*Your objective:* From the text about Aman Setu, return the stretch that begins at "A space for" and stops after "Thank you Shobha!", copied word for word.

*Provided text:*
........
A space for questioning
Arun Elassery
It was good that I got to meet Shobha George through a friend. Shobha’s son Danny studies in Aman Setu and she stays very near to, and is friends with, Madhavi Kapur, Aman Setu’s founder. This made it easy for us to meet Madhavi, who her friends call Adi, before she rushed away for her first meeting of a hectic day. Shobha also drove me to the difficult-to-locate-on-my-own school on the outskirts of Pune and introduced me to people there and then drove me back. This story is about Madhavi Kapur and Aman Setu but it wouldn’t have happened without the help of one happy and satisfied Aman Setu parent – Thank you Shobha!
........
*Given entries:*
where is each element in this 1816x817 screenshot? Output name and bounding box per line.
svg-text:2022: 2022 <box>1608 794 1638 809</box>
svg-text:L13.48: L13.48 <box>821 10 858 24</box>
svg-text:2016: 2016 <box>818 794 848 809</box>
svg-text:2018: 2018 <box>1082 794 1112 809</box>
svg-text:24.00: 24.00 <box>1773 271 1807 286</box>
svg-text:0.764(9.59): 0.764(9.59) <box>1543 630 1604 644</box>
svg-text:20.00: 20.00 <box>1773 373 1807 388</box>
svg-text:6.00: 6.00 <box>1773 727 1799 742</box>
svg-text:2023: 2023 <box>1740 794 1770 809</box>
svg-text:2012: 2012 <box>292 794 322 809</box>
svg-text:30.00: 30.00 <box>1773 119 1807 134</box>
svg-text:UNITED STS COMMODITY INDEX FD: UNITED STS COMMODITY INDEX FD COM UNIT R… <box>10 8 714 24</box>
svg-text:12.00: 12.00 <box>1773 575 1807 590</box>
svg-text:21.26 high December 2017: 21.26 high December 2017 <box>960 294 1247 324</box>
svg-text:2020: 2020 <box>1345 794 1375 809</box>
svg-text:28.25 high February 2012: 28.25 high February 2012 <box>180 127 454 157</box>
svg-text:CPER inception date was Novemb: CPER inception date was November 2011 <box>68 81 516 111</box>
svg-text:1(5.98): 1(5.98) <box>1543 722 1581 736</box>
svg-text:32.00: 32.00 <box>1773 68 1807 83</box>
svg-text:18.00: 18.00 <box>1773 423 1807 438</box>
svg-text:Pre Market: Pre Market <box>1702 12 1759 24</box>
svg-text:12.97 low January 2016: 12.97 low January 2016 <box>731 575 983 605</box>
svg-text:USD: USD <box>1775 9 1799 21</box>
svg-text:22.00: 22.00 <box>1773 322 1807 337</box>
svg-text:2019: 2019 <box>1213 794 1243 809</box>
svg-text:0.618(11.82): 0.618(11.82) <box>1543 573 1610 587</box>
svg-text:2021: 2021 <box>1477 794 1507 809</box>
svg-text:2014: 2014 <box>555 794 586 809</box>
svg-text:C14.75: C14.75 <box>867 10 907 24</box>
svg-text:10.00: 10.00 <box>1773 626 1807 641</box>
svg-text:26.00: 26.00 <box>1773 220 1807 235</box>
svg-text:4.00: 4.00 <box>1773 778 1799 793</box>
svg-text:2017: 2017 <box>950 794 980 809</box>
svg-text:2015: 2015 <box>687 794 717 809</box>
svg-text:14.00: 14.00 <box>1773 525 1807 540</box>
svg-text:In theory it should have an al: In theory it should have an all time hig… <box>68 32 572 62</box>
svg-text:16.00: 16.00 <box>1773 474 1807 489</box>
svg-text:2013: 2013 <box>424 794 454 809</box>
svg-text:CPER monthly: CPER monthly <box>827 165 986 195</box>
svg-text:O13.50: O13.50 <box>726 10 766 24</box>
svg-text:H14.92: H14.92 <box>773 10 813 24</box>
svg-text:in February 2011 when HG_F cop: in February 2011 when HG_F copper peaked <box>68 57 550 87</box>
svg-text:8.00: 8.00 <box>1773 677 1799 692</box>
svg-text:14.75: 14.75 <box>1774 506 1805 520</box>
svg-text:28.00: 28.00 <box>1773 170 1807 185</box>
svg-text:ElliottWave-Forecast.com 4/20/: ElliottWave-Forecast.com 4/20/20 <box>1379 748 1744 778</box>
........
*Final answer:*
A space for questioning
Arun Elassery
It was good that I got to meet Shobha George through a friend. Shobha’s son Danny studies in Aman Setu and she stays very near to, and is friends with, Madhavi Kapur, Aman Setu’s founder. This made it easy for us to meet Madhavi, who her friends call Adi, before she rushed away for her first meeting of a hectic day. Shobha also drove me to the difficult-to-locate-on-my-own school on the outskirts of Pune and introduced me to people there and then drove me back. This story is about Madhavi Kapur and Aman Setu but it wouldn’t have happened without the help of one happy and satisfied Aman Setu parent – Thank you Shobha!